• **TASK TO COMPLETE**
Repeat each entry word for word. Leave any images out of the copy.

• **RECORDS FOR PROCESSING**
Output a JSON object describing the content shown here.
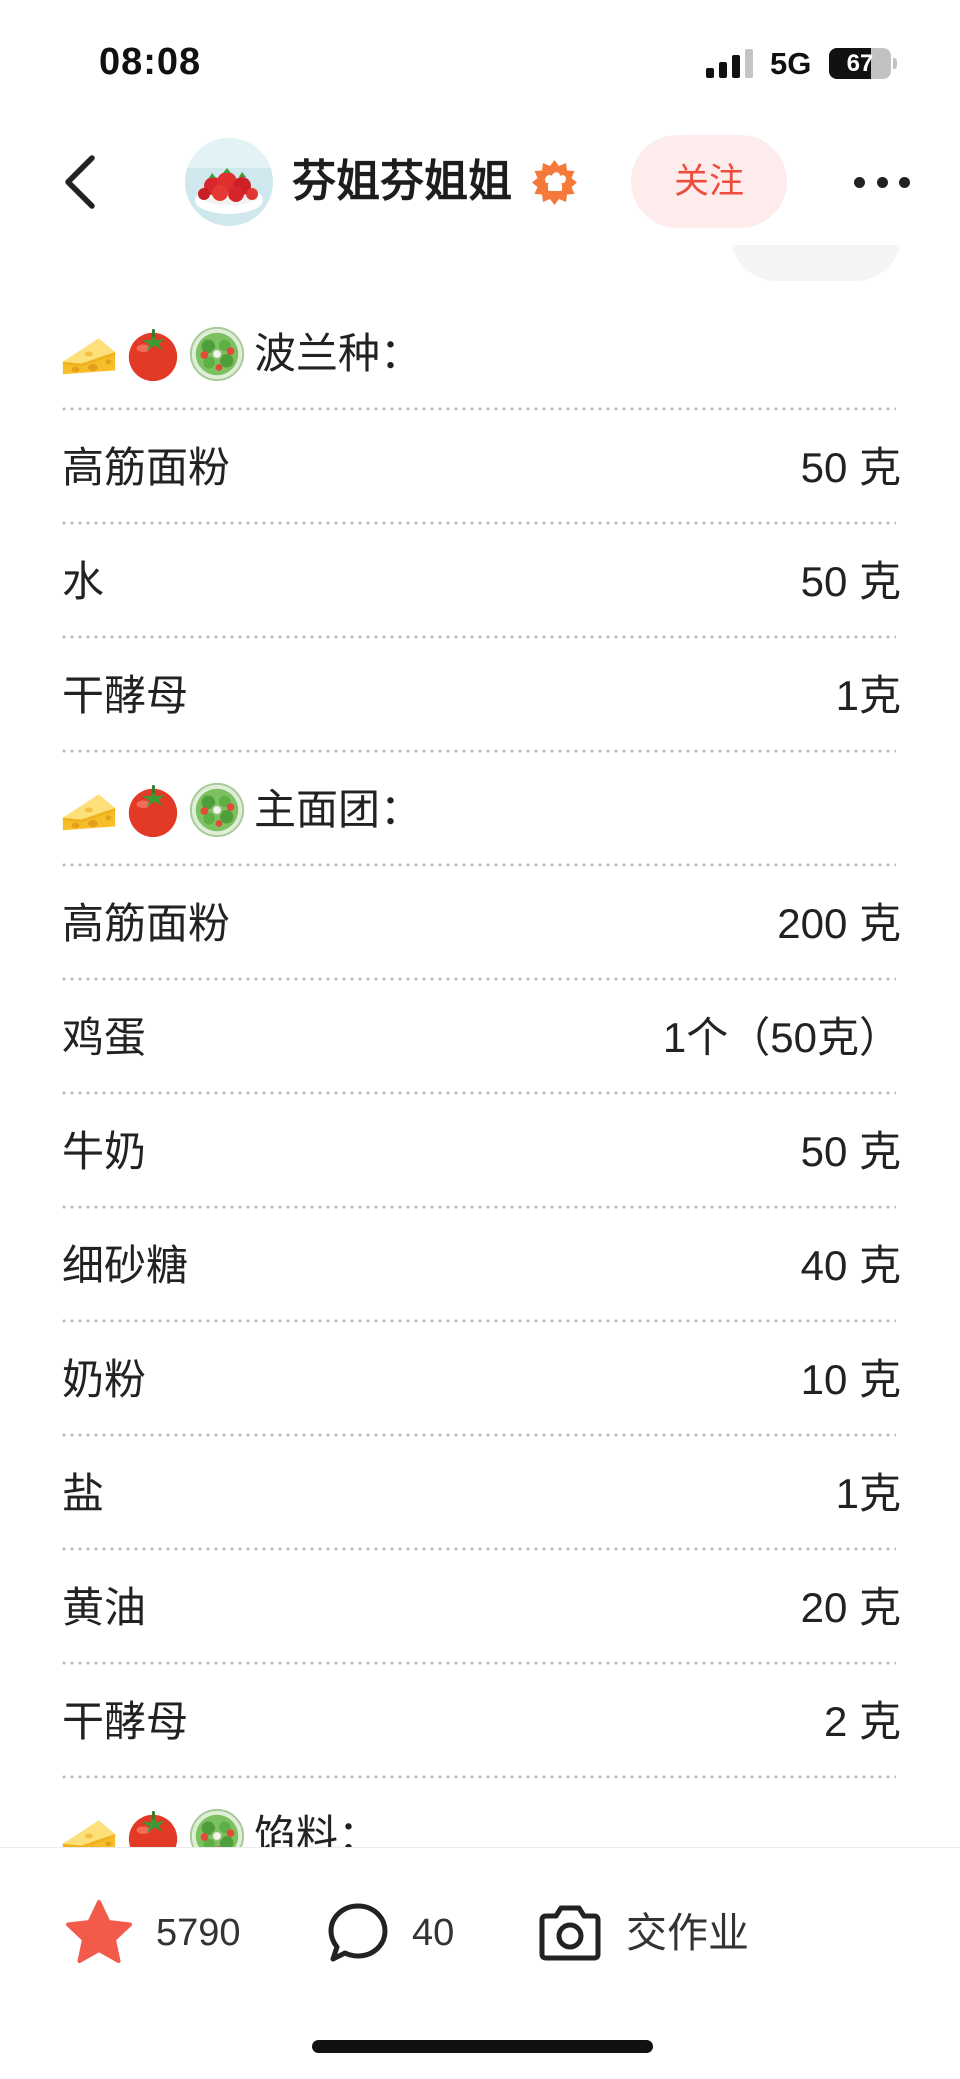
{
  "status_bar": {
    "time": "08:08",
    "network": "5G",
    "battery": "67"
  },
  "header": {
    "author_name": "芬姐芬姐姐",
    "follow_label": "关注",
    "icons": [
      "back-chevron-icon",
      "chef-badge-icon",
      "more-icon"
    ]
  },
  "recipe": {
    "section_icons": [
      "cheese-icon",
      "tomato-icon",
      "salad-icon"
    ],
    "sections": [
      {
        "title": "波兰种：",
        "items": [
          {
            "name": "高筋面粉",
            "amount": "50 克"
          },
          {
            "name": "水",
            "amount": "50 克"
          },
          {
            "name": "干酵母",
            "amount": "1克"
          }
        ]
      },
      {
        "title": "主面团：",
        "items": [
          {
            "name": "高筋面粉",
            "amount": "200 克"
          },
          {
            "name": "鸡蛋",
            "amount": "1个（50克）"
          },
          {
            "name": "牛奶",
            "amount": "50 克"
          },
          {
            "name": "细砂糖",
            "amount": "40 克"
          },
          {
            "name": "奶粉",
            "amount": "10 克"
          },
          {
            "name": "盐",
            "amount": "1克"
          },
          {
            "name": "黄油",
            "amount": "20 克"
          },
          {
            "name": "干酵母",
            "amount": "2 克"
          }
        ]
      },
      {
        "title": "馅料：",
        "items": []
      }
    ]
  },
  "bottom_bar": {
    "likes": "5790",
    "comments": "40",
    "homework_label": "交作业",
    "icons": [
      "star-icon",
      "comment-icon",
      "camera-icon"
    ]
  },
  "colors": {
    "accent": "#ee4c3d",
    "follow_bg": "#fdeceb",
    "like_star": "#f25a4a",
    "badge": "#f5793a"
  }
}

• **THE OUTPUT**
Output a JSON object describing the content shown here.
{
  "status_bar": {
    "time": "08:08",
    "network": "5G",
    "battery": "67"
  },
  "header": {
    "author_name": "芬姐芬姐姐",
    "follow_label": "关注",
    "icons": [
      "back-chevron-icon",
      "chef-badge-icon",
      "more-icon"
    ]
  },
  "recipe": {
    "section_icons": [
      "cheese-icon",
      "tomato-icon",
      "salad-icon"
    ],
    "sections": [
      {
        "title": "波兰种：",
        "items": [
          {
            "name": "高筋面粉",
            "amount": "50 克"
          },
          {
            "name": "水",
            "amount": "50 克"
          },
          {
            "name": "干酵母",
            "amount": "1克"
          }
        ]
      },
      {
        "title": "主面团：",
        "items": [
          {
            "name": "高筋面粉",
            "amount": "200 克"
          },
          {
            "name": "鸡蛋",
            "amount": "1个（50克）"
          },
          {
            "name": "牛奶",
            "amount": "50 克"
          },
          {
            "name": "细砂糖",
            "amount": "40 克"
          },
          {
            "name": "奶粉",
            "amount": "10 克"
          },
          {
            "name": "盐",
            "amount": "1克"
          },
          {
            "name": "黄油",
            "amount": "20 克"
          },
          {
            "name": "干酵母",
            "amount": "2 克"
          }
        ]
      },
      {
        "title": "馅料：",
        "items": []
      }
    ]
  },
  "bottom_bar": {
    "likes": "5790",
    "comments": "40",
    "homework_label": "交作业",
    "icons": [
      "star-icon",
      "comment-icon",
      "camera-icon"
    ]
  },
  "colors": {
    "accent": "#ee4c3d",
    "follow_bg": "#fdeceb",
    "like_star": "#f25a4a",
    "badge": "#f5793a"
  }
}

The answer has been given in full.